**TEXTO**.
Com relação a tecnificação das fazendas, o produtor comentou: “Posso dizer que as explorações em Portugal estão em pé de igualdade com qualquer outro país em termos de desenvolvimento e modernização. A bovinocultura de leite é um setor que tem seguido os critérios de inovação, com rigor sanitário, nutricional e condicionamento ambiental, por meio de um maneio de excelência, em crescimento, com pessoas mais bem formadas e informadas.”
Qualidade do leite
Os produtores de leite em Portugal devem seguir padrões bastante rígidos, como acontece nos demais países da UE. O leite produzido, para não perder bonificações, terá de cumprir os seguintes parâmetros: contagem de células somáticas (CCs) inferior à 200 mil céls/mL e contagem bacteriana total (CBT) inferior à 30 mil UFC/mL (muito menores que os limites previstos na legislação brasileira, que são de 500 mil cél/mL e 300 mil UFC/mL, respectivamente). As bonificações são dadas por qualidade e por cumprimento de normas de bem-estar animal. Por outro lado, podem ocorrer penalizações quando há detecção de inibidores ou outras substâncias no leite.
“No que tange o bem-estar animal, cada propriedade deverá acatar os critérios impostos pelo comprador do leite. Caso não sejam cumpridos, haverá uma penalização no preço. Além disso, se, após algumas auditorias, a situação não estiver regularizada, é motivo para rescisão de contrato”, explicou Leandro.
Sociedade Agrícola Quinta de Cadeade
Atualmente a propriedade em que Leandro é sócio produz 2.200 litros de leite por dia, em sistema semi-intensivo. A área total para produção de alimento para os animais é de 50 ha, dos quais 20 ha são arrendados. “Produzimos culturas de outono/inverno, como erva para silagem (misturas de: azevém, aveia, ervilha forrageira e trevos) e na primavera/verão é produzido milho para silagem. Temos também uma pequena parcela a luzerna (1ha)”, disse.
O rebanho total conta com 180 animais, estando 75 em lactação, com o objetivo de chegar a 130 até julho deste ano. Trabalham quatro colaboradores, dos quais três ficam em tempo integral e um meio período. Os sistema de ordenha utilizado é voluntário. Em relação a qualidade do leite, a propriedade tem tido valores médios de CCS em torno de 180 mil cél/mL, CBT de 6 mil UFC/mL, gordura (não valorizada no preço) de 4,12 e proteína de 3,46.

**DADOS FORNECIDOS**.
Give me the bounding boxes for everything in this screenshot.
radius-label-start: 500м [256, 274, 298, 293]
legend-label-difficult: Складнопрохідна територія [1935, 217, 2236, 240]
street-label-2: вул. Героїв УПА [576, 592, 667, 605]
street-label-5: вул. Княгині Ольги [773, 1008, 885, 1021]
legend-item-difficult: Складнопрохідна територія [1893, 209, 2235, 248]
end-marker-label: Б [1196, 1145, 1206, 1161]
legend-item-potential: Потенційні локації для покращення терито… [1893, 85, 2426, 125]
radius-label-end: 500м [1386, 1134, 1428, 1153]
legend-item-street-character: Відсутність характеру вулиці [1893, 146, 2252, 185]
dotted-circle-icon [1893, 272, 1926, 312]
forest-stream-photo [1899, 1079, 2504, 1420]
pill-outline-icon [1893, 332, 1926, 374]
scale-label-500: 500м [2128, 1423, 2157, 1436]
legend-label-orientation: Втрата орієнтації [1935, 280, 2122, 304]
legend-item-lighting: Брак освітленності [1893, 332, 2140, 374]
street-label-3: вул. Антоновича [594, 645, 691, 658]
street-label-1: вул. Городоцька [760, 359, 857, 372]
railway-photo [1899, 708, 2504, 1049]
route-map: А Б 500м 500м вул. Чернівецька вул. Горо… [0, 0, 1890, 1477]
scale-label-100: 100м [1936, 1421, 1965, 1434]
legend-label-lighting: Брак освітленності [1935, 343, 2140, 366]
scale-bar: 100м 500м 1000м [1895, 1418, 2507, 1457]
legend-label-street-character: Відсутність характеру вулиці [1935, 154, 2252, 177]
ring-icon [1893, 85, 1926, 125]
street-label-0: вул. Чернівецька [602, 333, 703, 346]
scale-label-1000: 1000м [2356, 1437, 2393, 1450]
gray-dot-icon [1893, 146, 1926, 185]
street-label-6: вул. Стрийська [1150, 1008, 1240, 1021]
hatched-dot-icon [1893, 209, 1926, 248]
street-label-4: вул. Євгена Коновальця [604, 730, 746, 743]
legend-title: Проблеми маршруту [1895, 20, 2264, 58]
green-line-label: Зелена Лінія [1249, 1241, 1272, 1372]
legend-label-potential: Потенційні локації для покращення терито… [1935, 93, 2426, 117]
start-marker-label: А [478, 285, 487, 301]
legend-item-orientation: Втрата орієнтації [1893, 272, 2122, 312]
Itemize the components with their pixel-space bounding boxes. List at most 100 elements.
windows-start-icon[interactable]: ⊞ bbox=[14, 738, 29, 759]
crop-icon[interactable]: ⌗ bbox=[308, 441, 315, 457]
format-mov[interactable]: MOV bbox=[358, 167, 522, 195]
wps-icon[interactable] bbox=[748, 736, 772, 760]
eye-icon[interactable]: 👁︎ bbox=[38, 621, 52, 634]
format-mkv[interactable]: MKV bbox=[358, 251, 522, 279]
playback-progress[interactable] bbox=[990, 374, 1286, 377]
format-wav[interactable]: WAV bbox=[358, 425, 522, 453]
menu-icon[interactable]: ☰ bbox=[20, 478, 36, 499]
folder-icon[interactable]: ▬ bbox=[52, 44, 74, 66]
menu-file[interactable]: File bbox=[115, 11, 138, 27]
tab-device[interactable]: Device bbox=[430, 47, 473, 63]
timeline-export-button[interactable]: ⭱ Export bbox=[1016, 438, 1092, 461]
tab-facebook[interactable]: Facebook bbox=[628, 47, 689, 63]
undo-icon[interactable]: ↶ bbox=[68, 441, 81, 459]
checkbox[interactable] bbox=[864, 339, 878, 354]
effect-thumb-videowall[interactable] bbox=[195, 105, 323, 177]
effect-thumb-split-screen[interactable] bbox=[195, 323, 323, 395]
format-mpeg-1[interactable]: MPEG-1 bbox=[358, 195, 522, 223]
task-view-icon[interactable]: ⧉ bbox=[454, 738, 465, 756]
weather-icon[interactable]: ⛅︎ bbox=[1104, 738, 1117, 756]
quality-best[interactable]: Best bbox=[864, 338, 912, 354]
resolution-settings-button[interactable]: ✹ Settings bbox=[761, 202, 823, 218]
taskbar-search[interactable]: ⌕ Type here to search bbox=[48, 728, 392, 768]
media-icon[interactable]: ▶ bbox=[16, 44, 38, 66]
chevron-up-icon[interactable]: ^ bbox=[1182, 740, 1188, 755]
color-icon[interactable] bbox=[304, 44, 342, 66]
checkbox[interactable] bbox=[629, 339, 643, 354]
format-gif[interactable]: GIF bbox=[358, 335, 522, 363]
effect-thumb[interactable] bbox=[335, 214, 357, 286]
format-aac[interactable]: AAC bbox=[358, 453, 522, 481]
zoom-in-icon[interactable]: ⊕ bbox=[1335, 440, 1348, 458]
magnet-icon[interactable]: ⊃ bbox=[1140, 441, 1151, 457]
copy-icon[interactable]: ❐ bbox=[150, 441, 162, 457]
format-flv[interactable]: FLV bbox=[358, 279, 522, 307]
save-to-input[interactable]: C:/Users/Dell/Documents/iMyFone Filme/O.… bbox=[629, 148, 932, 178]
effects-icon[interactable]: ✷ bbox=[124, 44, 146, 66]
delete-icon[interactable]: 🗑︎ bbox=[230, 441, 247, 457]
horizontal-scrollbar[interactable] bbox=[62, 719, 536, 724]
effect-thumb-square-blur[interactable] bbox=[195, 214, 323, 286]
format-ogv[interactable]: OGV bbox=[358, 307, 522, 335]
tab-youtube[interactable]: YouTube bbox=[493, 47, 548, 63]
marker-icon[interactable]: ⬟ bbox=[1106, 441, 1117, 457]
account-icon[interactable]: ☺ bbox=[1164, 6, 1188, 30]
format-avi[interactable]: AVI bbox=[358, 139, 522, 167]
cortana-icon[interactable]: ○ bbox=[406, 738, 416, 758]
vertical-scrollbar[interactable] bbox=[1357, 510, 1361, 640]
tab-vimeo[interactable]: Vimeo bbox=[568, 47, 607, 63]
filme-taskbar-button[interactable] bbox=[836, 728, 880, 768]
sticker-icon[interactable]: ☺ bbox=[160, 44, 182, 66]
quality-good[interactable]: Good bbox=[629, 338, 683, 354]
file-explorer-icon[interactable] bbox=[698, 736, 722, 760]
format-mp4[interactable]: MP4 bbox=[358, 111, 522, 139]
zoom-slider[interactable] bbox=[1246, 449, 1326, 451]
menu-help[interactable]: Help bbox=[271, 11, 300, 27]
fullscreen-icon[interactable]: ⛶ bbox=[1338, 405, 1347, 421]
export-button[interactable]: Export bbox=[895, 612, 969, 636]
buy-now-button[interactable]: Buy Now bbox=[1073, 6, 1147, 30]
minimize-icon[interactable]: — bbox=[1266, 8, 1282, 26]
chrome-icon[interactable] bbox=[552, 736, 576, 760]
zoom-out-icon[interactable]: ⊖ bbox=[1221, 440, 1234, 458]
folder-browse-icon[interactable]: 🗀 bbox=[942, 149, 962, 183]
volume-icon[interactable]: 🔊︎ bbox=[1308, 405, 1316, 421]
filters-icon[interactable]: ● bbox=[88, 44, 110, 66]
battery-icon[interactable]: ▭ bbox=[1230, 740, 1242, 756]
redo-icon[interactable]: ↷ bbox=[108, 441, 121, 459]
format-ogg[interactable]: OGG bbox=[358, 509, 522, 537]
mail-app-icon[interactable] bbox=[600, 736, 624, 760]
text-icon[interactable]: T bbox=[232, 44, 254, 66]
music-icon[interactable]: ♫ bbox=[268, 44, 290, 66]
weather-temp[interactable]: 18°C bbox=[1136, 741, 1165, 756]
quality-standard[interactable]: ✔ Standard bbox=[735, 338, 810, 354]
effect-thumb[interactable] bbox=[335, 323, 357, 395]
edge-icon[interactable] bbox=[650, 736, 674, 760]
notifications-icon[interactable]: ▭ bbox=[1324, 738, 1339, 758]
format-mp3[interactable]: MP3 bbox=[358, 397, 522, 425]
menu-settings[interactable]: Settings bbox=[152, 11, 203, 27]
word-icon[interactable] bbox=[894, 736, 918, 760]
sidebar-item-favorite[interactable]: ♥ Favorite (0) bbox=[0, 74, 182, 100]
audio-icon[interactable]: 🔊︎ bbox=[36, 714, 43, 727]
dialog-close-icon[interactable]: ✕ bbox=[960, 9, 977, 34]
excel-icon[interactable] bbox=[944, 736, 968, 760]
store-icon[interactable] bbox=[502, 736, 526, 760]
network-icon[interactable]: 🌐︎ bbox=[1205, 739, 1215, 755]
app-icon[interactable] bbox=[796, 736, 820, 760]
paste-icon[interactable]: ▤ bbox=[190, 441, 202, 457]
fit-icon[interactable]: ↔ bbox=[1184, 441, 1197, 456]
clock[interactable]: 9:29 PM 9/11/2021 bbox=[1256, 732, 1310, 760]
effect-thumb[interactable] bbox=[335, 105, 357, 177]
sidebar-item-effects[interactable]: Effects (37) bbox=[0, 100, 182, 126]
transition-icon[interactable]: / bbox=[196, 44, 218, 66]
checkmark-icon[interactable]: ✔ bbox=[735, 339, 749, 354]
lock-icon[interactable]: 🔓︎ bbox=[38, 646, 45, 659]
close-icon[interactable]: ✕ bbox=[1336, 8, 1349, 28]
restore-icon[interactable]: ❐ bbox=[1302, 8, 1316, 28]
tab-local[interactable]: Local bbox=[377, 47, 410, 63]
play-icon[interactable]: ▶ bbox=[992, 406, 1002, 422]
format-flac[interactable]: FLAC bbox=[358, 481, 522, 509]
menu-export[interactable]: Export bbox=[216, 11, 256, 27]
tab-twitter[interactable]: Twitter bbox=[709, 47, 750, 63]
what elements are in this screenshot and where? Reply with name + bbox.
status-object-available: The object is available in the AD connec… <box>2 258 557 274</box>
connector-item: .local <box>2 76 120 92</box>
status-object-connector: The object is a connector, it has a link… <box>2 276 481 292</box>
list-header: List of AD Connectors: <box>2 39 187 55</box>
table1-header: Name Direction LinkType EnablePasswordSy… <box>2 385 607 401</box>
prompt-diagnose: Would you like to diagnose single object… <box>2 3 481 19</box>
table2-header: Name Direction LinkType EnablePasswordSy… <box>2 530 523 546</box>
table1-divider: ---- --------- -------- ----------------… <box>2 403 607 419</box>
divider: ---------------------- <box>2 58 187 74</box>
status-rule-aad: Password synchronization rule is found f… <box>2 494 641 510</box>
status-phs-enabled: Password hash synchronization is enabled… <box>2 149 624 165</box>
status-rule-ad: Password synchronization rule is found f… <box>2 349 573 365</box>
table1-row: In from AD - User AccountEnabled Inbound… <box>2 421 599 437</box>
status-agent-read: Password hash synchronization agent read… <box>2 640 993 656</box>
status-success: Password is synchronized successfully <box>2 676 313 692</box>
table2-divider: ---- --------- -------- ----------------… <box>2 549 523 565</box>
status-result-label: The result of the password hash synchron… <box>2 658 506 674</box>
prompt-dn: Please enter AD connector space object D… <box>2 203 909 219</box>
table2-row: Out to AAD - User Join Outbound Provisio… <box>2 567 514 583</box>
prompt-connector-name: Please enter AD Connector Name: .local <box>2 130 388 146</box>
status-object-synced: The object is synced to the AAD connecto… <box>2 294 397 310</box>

**TAREFAS A FAZER**.
(a) Diga se cada afirmação concorda com o texto sobre a produção de leite em Portugal, respondendo sim ou não e citando as palavras do texto que decidem: (i) A propriedade em que Leandro é sócio produz 2.200 litros de leite por dia. (ii) A gordura do leite da propriedade é valorizada no preço. (iii) Hoje o rebanho da propriedade tem 130 animais em lactação.
(b) Continue o texto sobre a produção de leite em Portugal a partir da última frase.

**RESPOSTAS RESOLVIDAS**.
(a)
(i) Sim: "produz 2.200 litros de leite por dia".
(ii) Não: "gordura (não valorizada no preço)".
(iii) Não: "estando 75 em lactação, com o objetivo de chegar a 130 até julho deste ano".

(b)
Diminuição do consumo e desafios da cadeia láctea
De acordo com Leandro, o consumo de lácteos tem diminuído muito, sobretudo de leite UHT. Ele atribui essa diminuição à onda vegana, que, muitas vezes, pode ser extremista e levar informações equivocadas aos consumidores. “Os produtores, juntamente com a indústria, têm o grande desafio de fazer chegar uma mensagem ao consumidor: o leite é e sempre foi um produto de excelência para uma vida saudável. Atualmente a falta de conhecimento da população, principalmente a urbana, tem sido aproveitada para colocar a sociedade contra os agricultores. Nós, produtores, queremos apenas cultivar a terra, cuidar dos animais e alimentar a população de forma responsável, ecológica, amiga do clima e proporcionando o máximo de bem-estar animal, baseando-se em critérios científicos”, desabafou.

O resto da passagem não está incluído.